[Records that describe figures]

%%

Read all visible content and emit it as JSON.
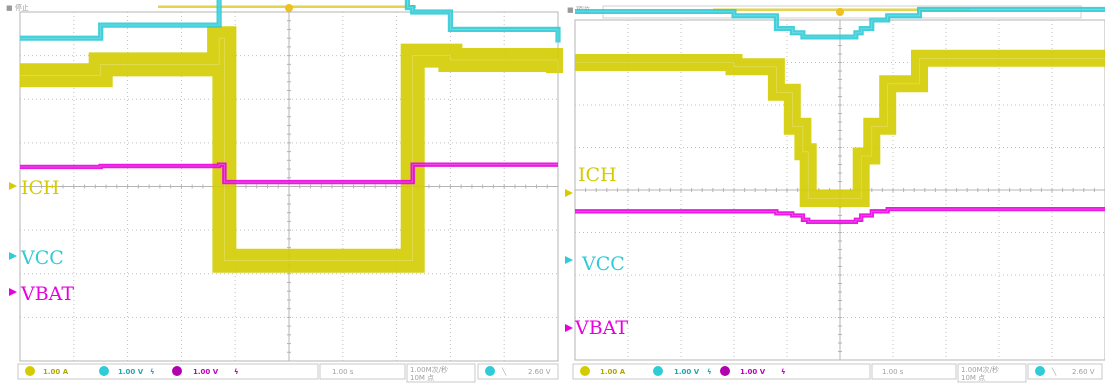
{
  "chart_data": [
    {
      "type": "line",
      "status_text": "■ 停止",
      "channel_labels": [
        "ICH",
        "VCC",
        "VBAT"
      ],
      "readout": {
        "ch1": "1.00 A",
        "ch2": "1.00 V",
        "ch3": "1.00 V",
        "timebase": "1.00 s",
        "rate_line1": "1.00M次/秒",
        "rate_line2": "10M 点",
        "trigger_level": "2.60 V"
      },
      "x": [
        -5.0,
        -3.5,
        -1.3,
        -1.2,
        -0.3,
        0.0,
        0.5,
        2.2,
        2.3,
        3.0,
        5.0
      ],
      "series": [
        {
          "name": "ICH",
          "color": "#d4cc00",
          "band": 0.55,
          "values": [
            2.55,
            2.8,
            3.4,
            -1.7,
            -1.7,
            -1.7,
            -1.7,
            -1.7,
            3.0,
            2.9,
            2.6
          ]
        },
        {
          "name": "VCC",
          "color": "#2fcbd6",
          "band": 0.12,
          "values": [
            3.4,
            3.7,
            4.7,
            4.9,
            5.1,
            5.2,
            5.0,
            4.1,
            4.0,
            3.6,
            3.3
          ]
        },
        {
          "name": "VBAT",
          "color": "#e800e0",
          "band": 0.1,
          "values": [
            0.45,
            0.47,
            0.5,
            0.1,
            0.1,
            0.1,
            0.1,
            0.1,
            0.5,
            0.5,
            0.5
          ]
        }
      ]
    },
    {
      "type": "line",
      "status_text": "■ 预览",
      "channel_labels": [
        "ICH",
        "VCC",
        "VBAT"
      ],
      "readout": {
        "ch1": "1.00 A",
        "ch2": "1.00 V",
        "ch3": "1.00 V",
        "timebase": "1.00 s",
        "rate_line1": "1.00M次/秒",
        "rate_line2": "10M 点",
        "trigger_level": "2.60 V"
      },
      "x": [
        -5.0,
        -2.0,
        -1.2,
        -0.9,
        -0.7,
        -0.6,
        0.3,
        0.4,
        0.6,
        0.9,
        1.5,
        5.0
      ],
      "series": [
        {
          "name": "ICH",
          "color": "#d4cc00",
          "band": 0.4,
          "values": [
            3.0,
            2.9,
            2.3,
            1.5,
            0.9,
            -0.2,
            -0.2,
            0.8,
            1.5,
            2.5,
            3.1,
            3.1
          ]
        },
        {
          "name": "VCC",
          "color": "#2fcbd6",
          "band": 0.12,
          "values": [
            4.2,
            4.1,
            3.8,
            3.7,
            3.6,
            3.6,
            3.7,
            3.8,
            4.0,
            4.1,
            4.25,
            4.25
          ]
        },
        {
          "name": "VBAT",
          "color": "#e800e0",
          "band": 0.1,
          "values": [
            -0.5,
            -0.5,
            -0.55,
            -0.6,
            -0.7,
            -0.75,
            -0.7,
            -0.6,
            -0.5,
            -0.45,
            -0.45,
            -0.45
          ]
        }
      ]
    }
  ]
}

%%
%%

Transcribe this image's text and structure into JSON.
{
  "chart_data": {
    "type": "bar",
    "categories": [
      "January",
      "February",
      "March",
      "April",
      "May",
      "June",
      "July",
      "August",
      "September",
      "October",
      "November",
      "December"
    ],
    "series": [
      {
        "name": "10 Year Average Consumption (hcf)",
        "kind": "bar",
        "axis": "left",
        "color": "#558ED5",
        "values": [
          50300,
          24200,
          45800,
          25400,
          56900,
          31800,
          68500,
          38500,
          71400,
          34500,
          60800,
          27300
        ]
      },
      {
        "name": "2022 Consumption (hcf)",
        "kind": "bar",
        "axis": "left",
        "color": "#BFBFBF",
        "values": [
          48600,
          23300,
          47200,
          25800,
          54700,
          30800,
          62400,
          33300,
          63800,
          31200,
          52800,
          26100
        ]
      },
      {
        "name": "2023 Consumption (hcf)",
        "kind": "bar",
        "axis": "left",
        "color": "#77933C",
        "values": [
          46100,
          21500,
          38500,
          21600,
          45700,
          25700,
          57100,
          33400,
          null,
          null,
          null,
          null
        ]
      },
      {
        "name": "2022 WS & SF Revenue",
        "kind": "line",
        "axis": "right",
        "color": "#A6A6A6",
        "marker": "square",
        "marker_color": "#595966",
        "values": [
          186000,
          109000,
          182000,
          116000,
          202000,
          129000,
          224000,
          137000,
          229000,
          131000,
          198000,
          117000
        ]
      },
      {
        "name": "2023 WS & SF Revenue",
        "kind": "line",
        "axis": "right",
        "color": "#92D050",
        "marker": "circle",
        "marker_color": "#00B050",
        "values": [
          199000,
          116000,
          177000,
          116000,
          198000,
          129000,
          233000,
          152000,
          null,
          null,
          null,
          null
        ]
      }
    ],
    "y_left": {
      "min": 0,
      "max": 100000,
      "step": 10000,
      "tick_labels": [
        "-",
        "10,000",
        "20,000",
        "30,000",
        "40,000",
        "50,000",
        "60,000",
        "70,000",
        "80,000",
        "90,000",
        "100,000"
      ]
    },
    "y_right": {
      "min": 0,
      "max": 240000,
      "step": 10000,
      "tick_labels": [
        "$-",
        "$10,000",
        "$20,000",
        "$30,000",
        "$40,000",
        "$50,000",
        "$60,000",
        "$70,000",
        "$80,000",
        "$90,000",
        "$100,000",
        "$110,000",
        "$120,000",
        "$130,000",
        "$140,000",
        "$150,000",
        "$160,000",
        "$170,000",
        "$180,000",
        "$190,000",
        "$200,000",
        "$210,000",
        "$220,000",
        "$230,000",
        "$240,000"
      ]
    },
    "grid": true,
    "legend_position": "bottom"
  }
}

%%

WHAT IS EXPECTED
In the entries above, find each line with the string "Consumption" and copy it.

FINAL RESULT
        "name": "10 Year Average Consumption (hcf)",
        "name": "2022 Consumption (hcf)",
        "name": "2023 Consumption (hcf)",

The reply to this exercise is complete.